__WHAT YOU NEED TO DO__. Among the entries below, find the lines with "watermark" and copy them.
==============================
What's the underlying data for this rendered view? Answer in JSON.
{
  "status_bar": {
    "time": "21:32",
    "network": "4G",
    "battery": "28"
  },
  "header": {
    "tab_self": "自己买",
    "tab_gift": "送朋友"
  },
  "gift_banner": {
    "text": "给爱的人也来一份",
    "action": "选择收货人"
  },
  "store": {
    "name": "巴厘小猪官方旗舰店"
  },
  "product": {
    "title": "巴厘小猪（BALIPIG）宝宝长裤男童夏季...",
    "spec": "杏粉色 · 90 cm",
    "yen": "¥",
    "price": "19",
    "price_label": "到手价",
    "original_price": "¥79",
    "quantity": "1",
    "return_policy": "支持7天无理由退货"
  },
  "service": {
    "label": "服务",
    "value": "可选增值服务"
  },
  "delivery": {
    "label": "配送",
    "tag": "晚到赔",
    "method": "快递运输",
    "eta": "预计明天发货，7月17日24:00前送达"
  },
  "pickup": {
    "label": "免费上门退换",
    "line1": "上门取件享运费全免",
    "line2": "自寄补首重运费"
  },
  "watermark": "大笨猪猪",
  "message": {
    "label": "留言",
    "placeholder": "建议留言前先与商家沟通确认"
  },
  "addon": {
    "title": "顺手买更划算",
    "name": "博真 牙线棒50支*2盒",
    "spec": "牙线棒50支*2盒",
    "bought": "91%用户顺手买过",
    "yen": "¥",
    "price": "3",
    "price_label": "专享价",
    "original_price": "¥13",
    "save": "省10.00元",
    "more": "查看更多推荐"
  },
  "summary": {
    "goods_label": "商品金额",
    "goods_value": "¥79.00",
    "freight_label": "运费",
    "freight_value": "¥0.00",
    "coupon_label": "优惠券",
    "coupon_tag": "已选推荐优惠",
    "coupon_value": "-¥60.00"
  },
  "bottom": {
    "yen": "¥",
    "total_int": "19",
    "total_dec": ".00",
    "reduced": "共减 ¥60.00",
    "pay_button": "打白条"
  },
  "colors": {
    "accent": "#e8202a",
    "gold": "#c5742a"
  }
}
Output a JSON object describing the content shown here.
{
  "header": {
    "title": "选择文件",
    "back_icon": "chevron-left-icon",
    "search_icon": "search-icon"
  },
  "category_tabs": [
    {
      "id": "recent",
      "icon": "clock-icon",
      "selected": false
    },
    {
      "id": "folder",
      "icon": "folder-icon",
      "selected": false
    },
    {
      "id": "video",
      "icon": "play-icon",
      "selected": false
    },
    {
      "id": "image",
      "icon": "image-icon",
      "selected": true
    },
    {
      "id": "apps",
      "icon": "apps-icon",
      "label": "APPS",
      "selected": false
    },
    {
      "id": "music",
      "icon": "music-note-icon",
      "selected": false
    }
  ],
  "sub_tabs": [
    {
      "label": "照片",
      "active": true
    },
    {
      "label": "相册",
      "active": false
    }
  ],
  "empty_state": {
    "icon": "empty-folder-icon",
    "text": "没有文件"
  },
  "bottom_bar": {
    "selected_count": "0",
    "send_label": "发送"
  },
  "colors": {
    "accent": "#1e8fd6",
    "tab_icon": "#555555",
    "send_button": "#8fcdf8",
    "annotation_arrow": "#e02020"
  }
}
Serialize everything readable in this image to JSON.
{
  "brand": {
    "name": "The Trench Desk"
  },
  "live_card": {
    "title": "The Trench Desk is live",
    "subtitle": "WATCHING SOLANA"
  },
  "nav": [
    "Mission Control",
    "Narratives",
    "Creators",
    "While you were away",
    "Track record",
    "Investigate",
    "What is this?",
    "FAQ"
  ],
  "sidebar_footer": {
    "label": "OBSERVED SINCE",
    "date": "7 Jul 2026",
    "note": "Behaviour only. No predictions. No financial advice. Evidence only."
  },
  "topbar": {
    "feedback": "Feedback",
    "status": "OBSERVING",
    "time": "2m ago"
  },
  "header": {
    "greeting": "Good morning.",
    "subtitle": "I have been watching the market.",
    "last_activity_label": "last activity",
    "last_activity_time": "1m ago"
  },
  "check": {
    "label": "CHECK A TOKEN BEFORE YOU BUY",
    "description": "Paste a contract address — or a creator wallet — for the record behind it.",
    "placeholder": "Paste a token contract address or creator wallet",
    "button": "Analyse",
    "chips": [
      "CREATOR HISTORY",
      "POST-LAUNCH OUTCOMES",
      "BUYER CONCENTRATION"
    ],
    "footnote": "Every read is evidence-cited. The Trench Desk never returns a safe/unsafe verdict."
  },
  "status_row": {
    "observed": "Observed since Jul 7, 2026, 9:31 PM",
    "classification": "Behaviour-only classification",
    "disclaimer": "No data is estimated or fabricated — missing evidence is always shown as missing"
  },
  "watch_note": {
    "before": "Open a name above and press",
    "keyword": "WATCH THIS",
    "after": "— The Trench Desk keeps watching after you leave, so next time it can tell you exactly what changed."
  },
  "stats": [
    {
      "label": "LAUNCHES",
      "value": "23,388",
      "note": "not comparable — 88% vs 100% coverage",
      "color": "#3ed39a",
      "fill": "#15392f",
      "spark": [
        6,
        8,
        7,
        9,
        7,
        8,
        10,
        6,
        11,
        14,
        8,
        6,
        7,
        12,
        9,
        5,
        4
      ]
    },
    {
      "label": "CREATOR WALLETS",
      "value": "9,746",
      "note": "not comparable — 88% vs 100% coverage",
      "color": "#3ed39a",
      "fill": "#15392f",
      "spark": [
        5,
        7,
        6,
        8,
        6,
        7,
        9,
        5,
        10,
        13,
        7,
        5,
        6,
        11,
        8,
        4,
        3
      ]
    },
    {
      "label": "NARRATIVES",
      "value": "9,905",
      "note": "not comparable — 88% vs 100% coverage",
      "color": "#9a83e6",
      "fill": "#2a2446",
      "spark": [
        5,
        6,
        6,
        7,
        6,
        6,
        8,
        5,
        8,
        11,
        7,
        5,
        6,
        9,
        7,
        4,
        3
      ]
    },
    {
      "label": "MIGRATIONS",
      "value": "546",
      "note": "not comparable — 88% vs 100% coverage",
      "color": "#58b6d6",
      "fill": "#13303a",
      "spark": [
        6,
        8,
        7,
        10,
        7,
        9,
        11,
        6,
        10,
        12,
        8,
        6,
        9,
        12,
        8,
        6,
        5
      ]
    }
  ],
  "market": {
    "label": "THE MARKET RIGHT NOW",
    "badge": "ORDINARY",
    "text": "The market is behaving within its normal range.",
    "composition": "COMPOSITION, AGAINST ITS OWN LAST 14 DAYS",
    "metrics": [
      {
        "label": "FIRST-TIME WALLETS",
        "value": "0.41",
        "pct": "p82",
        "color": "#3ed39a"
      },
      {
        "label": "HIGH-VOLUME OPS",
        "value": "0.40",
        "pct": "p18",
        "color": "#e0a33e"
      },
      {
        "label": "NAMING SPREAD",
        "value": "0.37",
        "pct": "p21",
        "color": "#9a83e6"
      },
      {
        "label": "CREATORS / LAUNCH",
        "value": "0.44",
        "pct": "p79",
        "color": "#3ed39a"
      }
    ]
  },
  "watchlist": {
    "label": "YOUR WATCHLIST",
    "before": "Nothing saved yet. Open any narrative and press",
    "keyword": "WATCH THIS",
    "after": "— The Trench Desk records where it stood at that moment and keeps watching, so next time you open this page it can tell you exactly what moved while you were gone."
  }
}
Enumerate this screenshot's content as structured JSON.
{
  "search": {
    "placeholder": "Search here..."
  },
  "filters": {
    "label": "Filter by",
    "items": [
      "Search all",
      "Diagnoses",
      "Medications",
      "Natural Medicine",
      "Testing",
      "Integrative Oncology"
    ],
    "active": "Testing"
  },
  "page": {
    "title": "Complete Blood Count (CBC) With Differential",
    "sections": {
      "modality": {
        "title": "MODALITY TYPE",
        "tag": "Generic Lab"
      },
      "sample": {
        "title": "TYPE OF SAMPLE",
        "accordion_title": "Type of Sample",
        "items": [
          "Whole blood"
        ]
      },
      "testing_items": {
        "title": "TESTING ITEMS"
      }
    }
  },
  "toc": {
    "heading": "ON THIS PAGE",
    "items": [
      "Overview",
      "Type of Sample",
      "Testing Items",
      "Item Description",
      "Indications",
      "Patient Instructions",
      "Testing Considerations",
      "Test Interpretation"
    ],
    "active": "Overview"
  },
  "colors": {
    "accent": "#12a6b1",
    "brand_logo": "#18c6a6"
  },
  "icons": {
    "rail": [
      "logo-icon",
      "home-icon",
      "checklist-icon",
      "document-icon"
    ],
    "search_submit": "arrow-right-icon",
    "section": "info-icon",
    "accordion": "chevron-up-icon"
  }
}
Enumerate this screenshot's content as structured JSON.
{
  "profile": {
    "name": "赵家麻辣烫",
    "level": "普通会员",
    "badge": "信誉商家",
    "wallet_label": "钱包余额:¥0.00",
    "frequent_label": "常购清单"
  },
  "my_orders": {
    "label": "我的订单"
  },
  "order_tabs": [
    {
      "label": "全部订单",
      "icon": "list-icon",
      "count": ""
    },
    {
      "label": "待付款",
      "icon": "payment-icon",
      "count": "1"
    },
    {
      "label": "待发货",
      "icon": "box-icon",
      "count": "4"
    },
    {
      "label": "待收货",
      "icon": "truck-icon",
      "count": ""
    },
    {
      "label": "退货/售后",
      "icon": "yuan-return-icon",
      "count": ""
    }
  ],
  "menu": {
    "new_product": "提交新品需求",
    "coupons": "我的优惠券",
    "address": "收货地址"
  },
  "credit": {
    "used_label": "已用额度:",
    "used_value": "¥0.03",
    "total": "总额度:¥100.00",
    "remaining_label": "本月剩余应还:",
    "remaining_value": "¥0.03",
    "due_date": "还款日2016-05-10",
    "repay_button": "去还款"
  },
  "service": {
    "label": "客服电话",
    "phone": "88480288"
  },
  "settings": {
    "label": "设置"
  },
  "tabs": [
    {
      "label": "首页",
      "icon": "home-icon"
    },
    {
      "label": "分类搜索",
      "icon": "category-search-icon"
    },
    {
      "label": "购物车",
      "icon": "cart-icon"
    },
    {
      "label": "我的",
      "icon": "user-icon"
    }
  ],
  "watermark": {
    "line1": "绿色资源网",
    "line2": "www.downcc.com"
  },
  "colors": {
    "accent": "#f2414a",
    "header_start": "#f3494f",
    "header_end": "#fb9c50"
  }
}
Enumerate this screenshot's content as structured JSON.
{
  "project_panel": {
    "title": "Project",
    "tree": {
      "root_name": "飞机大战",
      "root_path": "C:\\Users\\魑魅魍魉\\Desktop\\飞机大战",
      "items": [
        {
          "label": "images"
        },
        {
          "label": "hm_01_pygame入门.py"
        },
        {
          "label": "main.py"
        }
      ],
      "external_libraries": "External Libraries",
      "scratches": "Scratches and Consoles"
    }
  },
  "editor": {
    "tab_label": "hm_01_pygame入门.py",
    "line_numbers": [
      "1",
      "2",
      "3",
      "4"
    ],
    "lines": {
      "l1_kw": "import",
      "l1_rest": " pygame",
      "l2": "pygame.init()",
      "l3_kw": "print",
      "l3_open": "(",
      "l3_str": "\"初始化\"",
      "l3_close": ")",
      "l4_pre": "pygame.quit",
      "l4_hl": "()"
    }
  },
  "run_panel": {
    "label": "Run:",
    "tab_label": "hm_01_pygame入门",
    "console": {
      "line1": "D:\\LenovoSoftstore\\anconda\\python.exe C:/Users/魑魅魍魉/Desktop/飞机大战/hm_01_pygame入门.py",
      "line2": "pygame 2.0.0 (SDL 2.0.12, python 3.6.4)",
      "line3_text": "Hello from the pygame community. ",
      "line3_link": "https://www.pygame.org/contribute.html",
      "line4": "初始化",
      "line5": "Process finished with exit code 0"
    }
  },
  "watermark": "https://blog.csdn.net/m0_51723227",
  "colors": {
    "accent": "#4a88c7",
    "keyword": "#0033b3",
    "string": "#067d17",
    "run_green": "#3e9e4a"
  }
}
==============================
__THE REPLY__.
  "watermark": "大笨猪猪",
  "watermark": {
  "watermark": "https://blog.csdn.net/m0_51723227",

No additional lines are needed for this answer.